(DIRECTIONS): Each record needs to be echoed exactly; can you do that?

[Data items]
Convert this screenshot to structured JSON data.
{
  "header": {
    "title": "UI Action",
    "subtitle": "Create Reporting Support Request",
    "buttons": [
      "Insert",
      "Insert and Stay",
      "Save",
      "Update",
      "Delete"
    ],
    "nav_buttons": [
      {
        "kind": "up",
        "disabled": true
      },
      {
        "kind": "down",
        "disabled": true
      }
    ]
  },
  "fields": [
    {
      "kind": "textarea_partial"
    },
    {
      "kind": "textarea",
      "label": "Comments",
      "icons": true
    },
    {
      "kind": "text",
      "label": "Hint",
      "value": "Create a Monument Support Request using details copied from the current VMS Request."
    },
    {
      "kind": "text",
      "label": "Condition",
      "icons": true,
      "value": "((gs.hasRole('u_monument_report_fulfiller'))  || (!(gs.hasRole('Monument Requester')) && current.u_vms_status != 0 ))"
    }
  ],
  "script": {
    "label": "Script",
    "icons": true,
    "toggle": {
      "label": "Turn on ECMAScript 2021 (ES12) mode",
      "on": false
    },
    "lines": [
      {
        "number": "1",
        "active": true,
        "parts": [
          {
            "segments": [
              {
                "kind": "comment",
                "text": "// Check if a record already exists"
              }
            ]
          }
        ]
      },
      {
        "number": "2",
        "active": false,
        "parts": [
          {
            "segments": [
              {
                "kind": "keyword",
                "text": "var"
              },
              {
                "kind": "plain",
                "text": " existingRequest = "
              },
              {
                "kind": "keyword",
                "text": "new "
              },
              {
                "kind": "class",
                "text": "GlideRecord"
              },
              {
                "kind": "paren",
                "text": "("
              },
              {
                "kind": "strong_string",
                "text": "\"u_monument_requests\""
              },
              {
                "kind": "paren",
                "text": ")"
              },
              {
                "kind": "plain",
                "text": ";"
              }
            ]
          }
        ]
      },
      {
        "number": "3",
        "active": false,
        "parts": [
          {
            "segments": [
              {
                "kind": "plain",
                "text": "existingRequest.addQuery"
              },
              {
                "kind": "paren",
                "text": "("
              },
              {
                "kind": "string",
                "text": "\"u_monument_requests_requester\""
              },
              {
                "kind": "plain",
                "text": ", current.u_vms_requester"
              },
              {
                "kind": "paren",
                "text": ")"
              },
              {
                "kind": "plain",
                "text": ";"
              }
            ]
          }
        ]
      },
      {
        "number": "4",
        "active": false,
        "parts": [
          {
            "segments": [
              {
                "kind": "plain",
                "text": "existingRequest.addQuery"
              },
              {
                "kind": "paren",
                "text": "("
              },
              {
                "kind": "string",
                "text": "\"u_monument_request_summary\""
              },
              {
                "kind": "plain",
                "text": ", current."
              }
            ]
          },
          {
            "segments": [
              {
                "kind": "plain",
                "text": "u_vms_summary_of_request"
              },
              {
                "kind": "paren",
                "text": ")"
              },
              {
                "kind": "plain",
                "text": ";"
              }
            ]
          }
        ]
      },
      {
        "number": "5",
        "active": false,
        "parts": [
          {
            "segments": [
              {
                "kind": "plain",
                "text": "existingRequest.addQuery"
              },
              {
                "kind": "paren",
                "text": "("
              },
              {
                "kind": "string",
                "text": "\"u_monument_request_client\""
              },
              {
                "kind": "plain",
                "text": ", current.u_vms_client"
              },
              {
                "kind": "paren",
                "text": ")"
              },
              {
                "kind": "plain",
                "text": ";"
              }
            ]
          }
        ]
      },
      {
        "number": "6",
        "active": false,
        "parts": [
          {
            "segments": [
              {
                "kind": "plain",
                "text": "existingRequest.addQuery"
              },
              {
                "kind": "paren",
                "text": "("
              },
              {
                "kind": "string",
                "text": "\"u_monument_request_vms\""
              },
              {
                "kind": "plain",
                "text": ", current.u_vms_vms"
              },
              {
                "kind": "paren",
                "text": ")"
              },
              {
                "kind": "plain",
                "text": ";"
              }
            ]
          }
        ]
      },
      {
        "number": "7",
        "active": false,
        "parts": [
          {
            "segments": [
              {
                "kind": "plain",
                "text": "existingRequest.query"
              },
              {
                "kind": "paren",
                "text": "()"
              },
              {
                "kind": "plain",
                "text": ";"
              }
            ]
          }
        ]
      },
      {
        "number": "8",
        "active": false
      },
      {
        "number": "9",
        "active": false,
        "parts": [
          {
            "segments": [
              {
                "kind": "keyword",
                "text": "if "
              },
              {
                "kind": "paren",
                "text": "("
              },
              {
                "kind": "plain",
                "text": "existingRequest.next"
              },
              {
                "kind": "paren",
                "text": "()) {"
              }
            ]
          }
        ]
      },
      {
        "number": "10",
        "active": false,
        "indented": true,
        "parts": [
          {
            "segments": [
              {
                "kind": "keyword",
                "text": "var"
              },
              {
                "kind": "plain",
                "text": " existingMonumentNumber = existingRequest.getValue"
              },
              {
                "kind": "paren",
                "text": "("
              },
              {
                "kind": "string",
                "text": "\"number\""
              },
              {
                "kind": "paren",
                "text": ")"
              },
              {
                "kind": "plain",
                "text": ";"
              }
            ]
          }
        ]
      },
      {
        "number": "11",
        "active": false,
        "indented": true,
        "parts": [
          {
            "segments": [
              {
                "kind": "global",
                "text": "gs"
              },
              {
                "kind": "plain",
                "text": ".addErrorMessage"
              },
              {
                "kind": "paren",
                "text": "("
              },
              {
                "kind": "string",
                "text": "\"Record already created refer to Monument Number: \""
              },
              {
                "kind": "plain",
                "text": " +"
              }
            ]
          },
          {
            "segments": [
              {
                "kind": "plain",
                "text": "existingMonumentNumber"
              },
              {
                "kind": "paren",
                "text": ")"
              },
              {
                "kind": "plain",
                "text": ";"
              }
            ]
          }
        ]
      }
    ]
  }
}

(COMPLETE ANSWER):
Convert this screenshot to structured JSON data.
{
  "header": {
    "title": "UI Action",
    "subtitle": "Create Reporting Support Request",
    "buttons": [
      "Insert",
      "Insert and Stay",
      "Save",
      "Update",
      "Delete"
    ],
    "nav_buttons": [
      {
        "kind": "up",
        "disabled": true
      },
      {
        "kind": "down",
        "disabled": true
      }
    ]
  },
  "fields": [
    {
      "kind": "textarea_partial"
    },
    {
      "kind": "textarea",
      "label": "Comments",
      "icons": true
    },
    {
      "kind": "text",
      "label": "Hint",
      "value": "Create a Monument Support Request using details copied from the current VMS Request."
    },
    {
      "kind": "text",
      "label": "Condition",
      "icons": true,
      "value": "((gs.hasRole('u_monument_report_fulfiller'))  || (!(gs.hasRole('Monument Requester')) && current.u_vms_status != 0 ))"
    }
  ],
  "script": {
    "label": "Script",
    "icons": true,
    "toggle": {
      "label": "Turn on ECMAScript 2021 (ES12) mode",
      "on": false
    },
    "lines": [
      {
        "number": "1",
        "active": true,
        "parts": [
          {
            "segments": [
              {
                "kind": "comment",
                "text": "// Check if a record already exists"
              }
            ]
          }
        ]
      },
      {
        "number": "2",
        "active": false,
        "parts": [
          {
            "segments": [
              {
                "kind": "keyword",
                "text": "var"
              },
              {
                "kind": "plain",
                "text": " existingRequest = "
              },
              {
                "kind": "keyword",
                "text": "new "
              },
              {
                "kind": "class",
                "text": "GlideRecord"
              },
              {
                "kind": "paren",
                "text": "("
              },
              {
                "kind": "strong_string",
                "text": "\"u_monument_requests\""
              },
              {
                "kind": "paren",
                "text": ")"
              },
              {
                "kind": "plain",
                "text": ";"
              }
            ]
          }
        ]
      },
      {
        "number": "3",
        "active": false,
        "parts": [
          {
            "segments": [
              {
                "kind": "plain",
                "text": "existingRequest.addQuery"
              },
              {
                "kind": "paren",
                "text": "("
              },
              {
                "kind": "string",
                "text": "\"u_monument_requests_requester\""
              },
              {
                "kind": "plain",
                "text": ", current.u_vms_requester"
              },
              {
                "kind": "paren",
                "text": ")"
              },
              {
                "kind": "plain",
                "text": ";"
              }
            ]
          }
        ]
      },
      {
        "number": "4",
        "active": false,
        "parts": [
          {
            "segments": [
              {
                "kind": "plain",
                "text": "existingRequest.addQuery"
              },
              {
                "kind": "paren",
                "text": "("
              },
              {
                "kind": "string",
                "text": "\"u_monument_request_summary\""
              },
              {
                "kind": "plain",
                "text": ", current."
              }
            ]
          },
          {
            "segments": [
              {
                "kind": "plain",
                "text": "u_vms_summary_of_request"
              },
              {
                "kind": "paren",
                "text": ")"
              },
              {
                "kind": "plain",
                "text": ";"
              }
            ]
          }
        ]
      },
      {
        "number": "5",
        "active": false,
        "parts": [
          {
            "segments": [
              {
                "kind": "plain",
                "text": "existingRequest.addQuery"
              },
              {
                "kind": "paren",
                "text": "("
              },
              {
                "kind": "string",
                "text": "\"u_monument_request_client\""
              },
              {
                "kind": "plain",
                "text": ", current.u_vms_client"
              },
              {
                "kind": "paren",
                "text": ")"
              },
              {
                "kind": "plain",
                "text": ";"
              }
            ]
          }
        ]
      },
      {
        "number": "6",
        "active": false,
        "parts": [
          {
            "segments": [
              {
                "kind": "plain",
                "text": "existingRequest.addQuery"
              },
              {
                "kind": "paren",
                "text": "("
              },
              {
                "kind": "string",
                "text": "\"u_monument_request_vms\""
              },
              {
                "kind": "plain",
                "text": ", current.u_vms_vms"
              },
              {
                "kind": "paren",
                "text": ")"
              },
              {
                "kind": "plain",
                "text": ";"
              }
            ]
          }
        ]
      },
      {
        "number": "7",
        "active": false,
        "parts": [
          {
            "segments": [
              {
                "kind": "plain",
                "text": "existingRequest.query"
              },
              {
                "kind": "paren",
                "text": "()"
              },
              {
                "kind": "plain",
                "text": ";"
              }
            ]
          }
        ]
      },
      {
        "number": "8",
        "active": false
      },
      {
        "number": "9",
        "active": false,
        "parts": [
          {
            "segments": [
              {
                "kind": "keyword",
                "text": "if "
              },
              {
                "kind": "paren",
                "text": "("
              },
              {
                "kind": "plain",
                "text": "existingRequest.next"
              },
              {
                "kind": "paren",
                "text": "()) {"
              }
            ]
          }
        ]
      },
      {
        "number": "10",
        "active": false,
        "indented": true,
        "parts": [
          {
            "segments": [
              {
                "kind": "keyword",
                "text": "var"
              },
              {
                "kind": "plain",
                "text": " existingMonumentNumber = existingRequest.getValue"
              },
              {
                "kind": "paren",
                "text": "("
              },
              {
                "kind": "string",
                "text": "\"number\""
              },
              {
                "kind": "paren",
                "text": ")"
              },
              {
                "kind": "plain",
                "text": ";"
              }
            ]
          }
        ]
      },
      {
        "number": "11",
        "active": false,
        "indented": true,
        "parts": [
          {
            "segments": [
              {
                "kind": "global",
                "text": "gs"
              },
              {
                "kind": "plain",
                "text": ".addErrorMessage"
              },
              {
                "kind": "paren",
                "text": "("
              },
              {
                "kind": "string",
                "text": "\"Record already created refer to Monument Number: \""
              },
              {
                "kind": "plain",
                "text": " +"
              }
            ]
          },
          {
            "segments": [
              {
                "kind": "plain",
                "text": "existingMonumentNumber"
              },
              {
                "kind": "paren",
                "text": ")"
              },
              {
                "kind": "plain",
                "text": ";"
              }
            ]
          }
        ]
      }
    ]
  }
}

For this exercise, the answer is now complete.